====== DATA FOR THIS EXERCISE

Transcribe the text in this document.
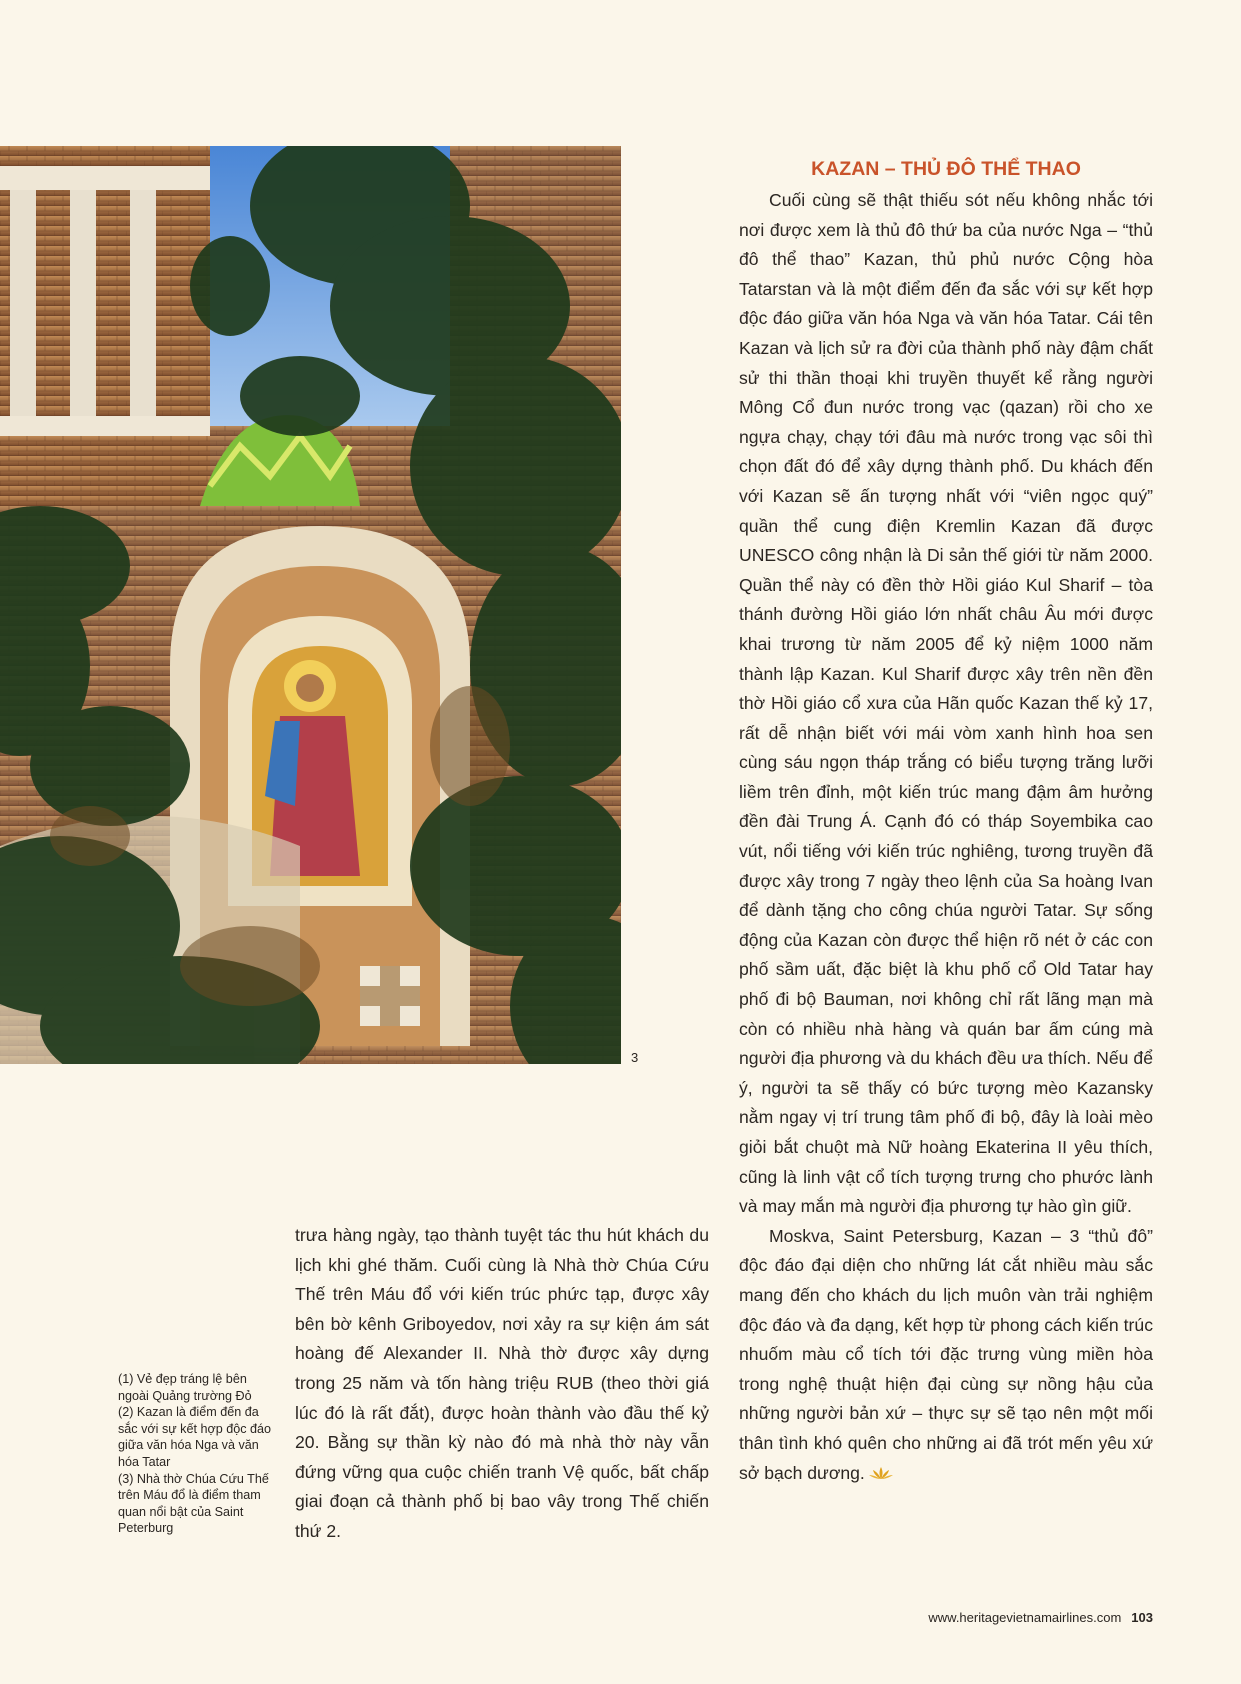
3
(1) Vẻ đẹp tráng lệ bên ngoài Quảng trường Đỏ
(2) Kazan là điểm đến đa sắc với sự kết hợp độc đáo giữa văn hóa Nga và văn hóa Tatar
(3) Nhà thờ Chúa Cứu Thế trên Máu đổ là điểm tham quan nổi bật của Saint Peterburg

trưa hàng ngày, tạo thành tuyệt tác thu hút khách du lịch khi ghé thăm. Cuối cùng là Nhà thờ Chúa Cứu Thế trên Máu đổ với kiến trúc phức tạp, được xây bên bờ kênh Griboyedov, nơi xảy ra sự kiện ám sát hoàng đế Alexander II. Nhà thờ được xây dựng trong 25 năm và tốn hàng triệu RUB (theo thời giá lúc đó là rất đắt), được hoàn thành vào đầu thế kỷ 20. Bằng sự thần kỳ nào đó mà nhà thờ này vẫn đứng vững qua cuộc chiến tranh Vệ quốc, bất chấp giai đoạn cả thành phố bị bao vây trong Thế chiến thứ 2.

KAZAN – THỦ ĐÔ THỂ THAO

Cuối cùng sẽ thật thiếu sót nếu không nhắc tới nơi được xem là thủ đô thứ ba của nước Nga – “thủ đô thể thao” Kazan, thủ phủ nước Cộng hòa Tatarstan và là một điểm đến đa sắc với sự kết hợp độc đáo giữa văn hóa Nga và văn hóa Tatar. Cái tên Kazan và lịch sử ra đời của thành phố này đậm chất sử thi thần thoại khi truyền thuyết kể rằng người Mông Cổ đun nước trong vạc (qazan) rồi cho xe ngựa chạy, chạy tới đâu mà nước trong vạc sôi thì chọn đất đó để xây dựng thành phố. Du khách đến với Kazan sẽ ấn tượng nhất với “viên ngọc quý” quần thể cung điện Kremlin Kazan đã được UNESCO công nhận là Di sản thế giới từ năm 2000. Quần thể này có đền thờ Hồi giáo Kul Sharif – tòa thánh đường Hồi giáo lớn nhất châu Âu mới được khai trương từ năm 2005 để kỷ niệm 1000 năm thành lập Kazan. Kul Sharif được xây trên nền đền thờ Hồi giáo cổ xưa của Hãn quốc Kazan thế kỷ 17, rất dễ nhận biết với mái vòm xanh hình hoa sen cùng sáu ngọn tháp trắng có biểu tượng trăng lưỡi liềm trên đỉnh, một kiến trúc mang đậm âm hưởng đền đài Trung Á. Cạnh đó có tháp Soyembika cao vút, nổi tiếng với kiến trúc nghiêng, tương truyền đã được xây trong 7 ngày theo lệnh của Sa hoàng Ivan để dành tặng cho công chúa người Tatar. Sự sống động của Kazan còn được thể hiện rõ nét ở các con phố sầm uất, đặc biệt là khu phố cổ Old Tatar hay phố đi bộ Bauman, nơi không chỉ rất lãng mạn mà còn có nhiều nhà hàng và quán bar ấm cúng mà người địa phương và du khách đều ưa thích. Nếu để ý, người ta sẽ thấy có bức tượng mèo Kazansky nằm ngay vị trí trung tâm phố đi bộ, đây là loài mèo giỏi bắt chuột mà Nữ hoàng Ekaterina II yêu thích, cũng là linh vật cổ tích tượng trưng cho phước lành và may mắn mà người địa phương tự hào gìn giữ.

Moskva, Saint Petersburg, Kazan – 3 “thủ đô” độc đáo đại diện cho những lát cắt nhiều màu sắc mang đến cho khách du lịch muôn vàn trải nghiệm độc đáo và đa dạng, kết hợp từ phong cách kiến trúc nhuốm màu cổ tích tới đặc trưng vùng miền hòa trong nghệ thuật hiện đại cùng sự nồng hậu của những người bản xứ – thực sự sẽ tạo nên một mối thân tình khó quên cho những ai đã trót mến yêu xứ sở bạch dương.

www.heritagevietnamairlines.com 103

============

- [WHAT YOU HAVE TO DO]:
Tell how many lines contain the word "Saint", using only the number.

- [ANSWER TO THE EXERCISE]:
2